BEGIN RECORDED INFORMATION

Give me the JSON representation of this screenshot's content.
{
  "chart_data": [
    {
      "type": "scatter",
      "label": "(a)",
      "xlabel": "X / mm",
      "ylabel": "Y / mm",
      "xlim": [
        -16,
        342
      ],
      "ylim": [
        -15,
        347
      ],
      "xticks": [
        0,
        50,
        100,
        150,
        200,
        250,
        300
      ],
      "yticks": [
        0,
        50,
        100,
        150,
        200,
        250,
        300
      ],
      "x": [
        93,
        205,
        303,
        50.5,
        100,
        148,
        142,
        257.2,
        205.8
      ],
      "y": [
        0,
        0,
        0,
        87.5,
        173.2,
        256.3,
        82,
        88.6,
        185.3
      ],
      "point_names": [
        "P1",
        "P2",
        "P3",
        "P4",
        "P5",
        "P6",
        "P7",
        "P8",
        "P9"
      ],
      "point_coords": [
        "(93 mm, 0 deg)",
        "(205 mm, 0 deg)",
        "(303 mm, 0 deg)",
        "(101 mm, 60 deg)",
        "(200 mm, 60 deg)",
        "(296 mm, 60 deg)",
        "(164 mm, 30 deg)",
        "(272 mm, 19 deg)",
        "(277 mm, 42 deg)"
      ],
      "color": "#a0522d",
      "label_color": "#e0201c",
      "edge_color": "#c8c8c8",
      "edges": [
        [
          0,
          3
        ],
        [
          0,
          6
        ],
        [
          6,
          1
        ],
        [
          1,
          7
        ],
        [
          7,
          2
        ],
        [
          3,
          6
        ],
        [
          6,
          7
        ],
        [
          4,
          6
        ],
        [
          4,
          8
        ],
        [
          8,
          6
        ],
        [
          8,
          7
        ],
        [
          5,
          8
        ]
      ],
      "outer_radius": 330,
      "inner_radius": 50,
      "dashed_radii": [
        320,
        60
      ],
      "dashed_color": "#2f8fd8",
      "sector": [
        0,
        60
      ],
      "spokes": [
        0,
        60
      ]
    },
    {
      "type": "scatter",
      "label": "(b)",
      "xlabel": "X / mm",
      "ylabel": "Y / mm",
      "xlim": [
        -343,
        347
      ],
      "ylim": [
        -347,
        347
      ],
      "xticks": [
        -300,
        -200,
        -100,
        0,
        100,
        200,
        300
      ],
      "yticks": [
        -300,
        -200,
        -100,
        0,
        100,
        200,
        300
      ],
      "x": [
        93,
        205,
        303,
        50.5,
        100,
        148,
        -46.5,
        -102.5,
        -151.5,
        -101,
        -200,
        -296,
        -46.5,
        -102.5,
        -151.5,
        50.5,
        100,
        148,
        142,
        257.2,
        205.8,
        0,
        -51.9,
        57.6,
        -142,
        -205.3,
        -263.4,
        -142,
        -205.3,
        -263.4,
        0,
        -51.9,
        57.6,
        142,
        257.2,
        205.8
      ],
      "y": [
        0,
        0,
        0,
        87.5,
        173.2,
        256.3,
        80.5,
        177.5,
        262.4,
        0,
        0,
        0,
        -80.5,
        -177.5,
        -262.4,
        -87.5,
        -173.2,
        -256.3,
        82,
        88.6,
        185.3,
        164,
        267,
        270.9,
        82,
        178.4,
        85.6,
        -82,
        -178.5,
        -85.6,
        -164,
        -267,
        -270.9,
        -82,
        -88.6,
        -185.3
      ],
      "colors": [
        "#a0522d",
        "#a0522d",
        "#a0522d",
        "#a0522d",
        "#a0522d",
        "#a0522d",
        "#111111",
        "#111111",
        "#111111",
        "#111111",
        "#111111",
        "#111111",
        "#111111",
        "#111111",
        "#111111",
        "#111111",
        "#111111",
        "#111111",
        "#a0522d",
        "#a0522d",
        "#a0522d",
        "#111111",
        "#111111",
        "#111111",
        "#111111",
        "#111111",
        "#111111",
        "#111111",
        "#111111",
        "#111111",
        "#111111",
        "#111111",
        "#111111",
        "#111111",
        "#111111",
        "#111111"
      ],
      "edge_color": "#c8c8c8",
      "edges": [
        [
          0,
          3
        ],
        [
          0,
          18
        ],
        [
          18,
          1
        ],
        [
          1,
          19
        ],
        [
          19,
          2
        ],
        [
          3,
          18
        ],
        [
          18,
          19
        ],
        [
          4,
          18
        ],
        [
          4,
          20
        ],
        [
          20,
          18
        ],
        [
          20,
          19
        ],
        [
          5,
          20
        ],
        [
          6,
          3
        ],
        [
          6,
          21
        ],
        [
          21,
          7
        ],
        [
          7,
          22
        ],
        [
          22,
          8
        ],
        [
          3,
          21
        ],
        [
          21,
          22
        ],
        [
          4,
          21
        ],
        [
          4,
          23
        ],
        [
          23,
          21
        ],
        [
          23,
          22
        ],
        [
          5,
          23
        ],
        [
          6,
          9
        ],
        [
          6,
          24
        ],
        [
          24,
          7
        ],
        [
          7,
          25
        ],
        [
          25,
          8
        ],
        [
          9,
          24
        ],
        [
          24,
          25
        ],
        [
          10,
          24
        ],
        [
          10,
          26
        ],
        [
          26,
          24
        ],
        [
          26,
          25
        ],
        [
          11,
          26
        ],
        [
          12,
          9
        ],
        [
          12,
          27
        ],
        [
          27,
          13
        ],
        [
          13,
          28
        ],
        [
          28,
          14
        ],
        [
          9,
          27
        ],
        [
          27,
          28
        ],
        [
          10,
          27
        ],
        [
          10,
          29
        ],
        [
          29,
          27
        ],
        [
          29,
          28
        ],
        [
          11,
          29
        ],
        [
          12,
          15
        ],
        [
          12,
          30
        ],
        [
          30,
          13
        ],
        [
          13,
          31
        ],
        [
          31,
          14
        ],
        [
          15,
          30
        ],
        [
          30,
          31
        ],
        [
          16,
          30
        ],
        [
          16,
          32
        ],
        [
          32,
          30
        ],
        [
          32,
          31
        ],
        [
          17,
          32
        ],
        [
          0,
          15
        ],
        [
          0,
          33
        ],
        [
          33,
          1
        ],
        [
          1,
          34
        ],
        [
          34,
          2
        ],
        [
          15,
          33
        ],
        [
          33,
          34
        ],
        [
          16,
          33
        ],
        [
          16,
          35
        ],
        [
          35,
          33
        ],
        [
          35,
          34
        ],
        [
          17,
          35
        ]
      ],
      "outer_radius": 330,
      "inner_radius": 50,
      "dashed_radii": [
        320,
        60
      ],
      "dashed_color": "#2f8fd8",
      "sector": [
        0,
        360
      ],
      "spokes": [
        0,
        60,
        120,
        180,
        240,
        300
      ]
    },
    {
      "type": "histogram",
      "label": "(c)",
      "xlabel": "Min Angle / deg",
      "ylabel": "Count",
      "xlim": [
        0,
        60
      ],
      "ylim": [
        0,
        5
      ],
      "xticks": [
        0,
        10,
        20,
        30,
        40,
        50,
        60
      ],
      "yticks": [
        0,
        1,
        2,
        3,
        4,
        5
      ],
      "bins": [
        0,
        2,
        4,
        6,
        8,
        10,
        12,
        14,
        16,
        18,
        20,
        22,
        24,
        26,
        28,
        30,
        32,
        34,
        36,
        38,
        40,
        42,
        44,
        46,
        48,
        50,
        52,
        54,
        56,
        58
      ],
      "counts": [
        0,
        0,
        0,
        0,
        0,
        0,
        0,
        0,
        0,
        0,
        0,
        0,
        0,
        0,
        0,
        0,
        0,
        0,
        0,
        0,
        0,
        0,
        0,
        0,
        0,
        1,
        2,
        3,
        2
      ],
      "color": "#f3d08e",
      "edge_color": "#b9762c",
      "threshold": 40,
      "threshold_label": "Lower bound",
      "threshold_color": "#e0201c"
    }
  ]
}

END RECORDED INFORMATION

» WHAT IS REQUIRED: Nothing in the listing may be changed; retype it all exactly.

» RESULT BELOW:
Give me the JSON representation of this screenshot's content.
{
  "chart_data": [
    {
      "type": "scatter",
      "label": "(a)",
      "xlabel": "X / mm",
      "ylabel": "Y / mm",
      "xlim": [
        -16,
        342
      ],
      "ylim": [
        -15,
        347
      ],
      "xticks": [
        0,
        50,
        100,
        150,
        200,
        250,
        300
      ],
      "yticks": [
        0,
        50,
        100,
        150,
        200,
        250,
        300
      ],
      "x": [
        93,
        205,
        303,
        50.5,
        100,
        148,
        142,
        257.2,
        205.8
      ],
      "y": [
        0,
        0,
        0,
        87.5,
        173.2,
        256.3,
        82,
        88.6,
        185.3
      ],
      "point_names": [
        "P1",
        "P2",
        "P3",
        "P4",
        "P5",
        "P6",
        "P7",
        "P8",
        "P9"
      ],
      "point_coords": [
        "(93 mm, 0 deg)",
        "(205 mm, 0 deg)",
        "(303 mm, 0 deg)",
        "(101 mm, 60 deg)",
        "(200 mm, 60 deg)",
        "(296 mm, 60 deg)",
        "(164 mm, 30 deg)",
        "(272 mm, 19 deg)",
        "(277 mm, 42 deg)"
      ],
      "color": "#a0522d",
      "label_color": "#e0201c",
      "edge_color": "#c8c8c8",
      "edges": [
        [
          0,
          3
        ],
        [
          0,
          6
        ],
        [
          6,
          1
        ],
        [
          1,
          7
        ],
        [
          7,
          2
        ],
        [
          3,
          6
        ],
        [
          6,
          7
        ],
        [
          4,
          6
        ],
        [
          4,
          8
        ],
        [
          8,
          6
        ],
        [
          8,
          7
        ],
        [
          5,
          8
        ]
      ],
      "outer_radius": 330,
      "inner_radius": 50,
      "dashed_radii": [
        320,
        60
      ],
      "dashed_color": "#2f8fd8",
      "sector": [
        0,
        60
      ],
      "spokes": [
        0,
        60
      ]
    },
    {
      "type": "scatter",
      "label": "(b)",
      "xlabel": "X / mm",
      "ylabel": "Y / mm",
      "xlim": [
        -343,
        347
      ],
      "ylim": [
        -347,
        347
      ],
      "xticks": [
        -300,
        -200,
        -100,
        0,
        100,
        200,
        300
      ],
      "yticks": [
        -300,
        -200,
        -100,
        0,
        100,
        200,
        300
      ],
      "x": [
        93,
        205,
        303,
        50.5,
        100,
        148,
        -46.5,
        -102.5,
        -151.5,
        -101,
        -200,
        -296,
        -46.5,
        -102.5,
        -151.5,
        50.5,
        100,
        148,
        142,
        257.2,
        205.8,
        0,
        -51.9,
        57.6,
        -142,
        -205.3,
        -263.4,
        -142,
        -205.3,
        -263.4,
        0,
        -51.9,
        57.6,
        142,
        257.2,
        205.8
      ],
      "y": [
        0,
        0,
        0,
        87.5,
        173.2,
        256.3,
        80.5,
        177.5,
        262.4,
        0,
        0,
        0,
        -80.5,
        -177.5,
        -262.4,
        -87.5,
        -173.2,
        -256.3,
        82,
        88.6,
        185.3,
        164,
        267,
        270.9,
        82,
        178.4,
        85.6,
        -82,
        -178.5,
        -85.6,
        -164,
        -267,
        -270.9,
        -82,
        -88.6,
        -185.3
      ],
      "colors": [
        "#a0522d",
        "#a0522d",
        "#a0522d",
        "#a0522d",
        "#a0522d",
        "#a0522d",
        "#111111",
        "#111111",
        "#111111",
        "#111111",
        "#111111",
        "#111111",
        "#111111",
        "#111111",
        "#111111",
        "#111111",
        "#111111",
        "#111111",
        "#a0522d",
        "#a0522d",
        "#a0522d",
        "#111111",
        "#111111",
        "#111111",
        "#111111",
        "#111111",
        "#111111",
        "#111111",
        "#111111",
        "#111111",
        "#111111",
        "#111111",
        "#111111",
        "#111111",
        "#111111",
        "#111111"
      ],
      "edge_color": "#c8c8c8",
      "edges": [
        [
          0,
          3
        ],
        [
          0,
          18
        ],
        [
          18,
          1
        ],
        [
          1,
          19
        ],
        [
          19,
          2
        ],
        [
          3,
          18
        ],
        [
          18,
          19
        ],
        [
          4,
          18
        ],
        [
          4,
          20
        ],
        [
          20,
          18
        ],
        [
          20,
          19
        ],
        [
          5,
          20
        ],
        [
          6,
          3
        ],
        [
          6,
          21
        ],
        [
          21,
          7
        ],
        [
          7,
          22
        ],
        [
          22,
          8
        ],
        [
          3,
          21
        ],
        [
          21,
          22
        ],
        [
          4,
          21
        ],
        [
          4,
          23
        ],
        [
          23,
          21
        ],
        [
          23,
          22
        ],
        [
          5,
          23
        ],
        [
          6,
          9
        ],
        [
          6,
          24
        ],
        [
          24,
          7
        ],
        [
          7,
          25
        ],
        [
          25,
          8
        ],
        [
          9,
          24
        ],
        [
          24,
          25
        ],
        [
          10,
          24
        ],
        [
          10,
          26
        ],
        [
          26,
          24
        ],
        [
          26,
          25
        ],
        [
          11,
          26
        ],
        [
          12,
          9
        ],
        [
          12,
          27
        ],
        [
          27,
          13
        ],
        [
          13,
          28
        ],
        [
          28,
          14
        ],
        [
          9,
          27
        ],
        [
          27,
          28
        ],
        [
          10,
          27
        ],
        [
          10,
          29
        ],
        [
          29,
          27
        ],
        [
          29,
          28
        ],
        [
          11,
          29
        ],
        [
          12,
          15
        ],
        [
          12,
          30
        ],
        [
          30,
          13
        ],
        [
          13,
          31
        ],
        [
          31,
          14
        ],
        [
          15,
          30
        ],
        [
          30,
          31
        ],
        [
          16,
          30
        ],
        [
          16,
          32
        ],
        [
          32,
          30
        ],
        [
          32,
          31
        ],
        [
          17,
          32
        ],
        [
          0,
          15
        ],
        [
          0,
          33
        ],
        [
          33,
          1
        ],
        [
          1,
          34
        ],
        [
          34,
          2
        ],
        [
          15,
          33
        ],
        [
          33,
          34
        ],
        [
          16,
          33
        ],
        [
          16,
          35
        ],
        [
          35,
          33
        ],
        [
          35,
          34
        ],
        [
          17,
          35
        ]
      ],
      "outer_radius": 330,
      "inner_radius": 50,
      "dashed_radii": [
        320,
        60
      ],
      "dashed_color": "#2f8fd8",
      "sector": [
        0,
        360
      ],
      "spokes": [
        0,
        60,
        120,
        180,
        240,
        300
      ]
    },
    {
      "type": "histogram",
      "label": "(c)",
      "xlabel": "Min Angle / deg",
      "ylabel": "Count",
      "xlim": [
        0,
        60
      ],
      "ylim": [
        0,
        5
      ],
      "xticks": [
        0,
        10,
        20,
        30,
        40,
        50,
        60
      ],
      "yticks": [
        0,
        1,
        2,
        3,
        4,
        5
      ],
      "bins": [
        0,
        2,
        4,
        6,
        8,
        10,
        12,
        14,
        16,
        18,
        20,
        22,
        24,
        26,
        28,
        30,
        32,
        34,
        36,
        38,
        40,
        42,
        44,
        46,
        48,
        50,
        52,
        54,
        56,
        58
      ],
      "counts": [
        0,
        0,
        0,
        0,
        0,
        0,
        0,
        0,
        0,
        0,
        0,
        0,
        0,
        0,
        0,
        0,
        0,
        0,
        0,
        0,
        0,
        0,
        0,
        0,
        0,
        1,
        2,
        3,
        2
      ],
      "color": "#f3d08e",
      "edge_color": "#b9762c",
      "threshold": 40,
      "threshold_label": "Lower bound",
      "threshold_color": "#e0201c"
    }
  ]
}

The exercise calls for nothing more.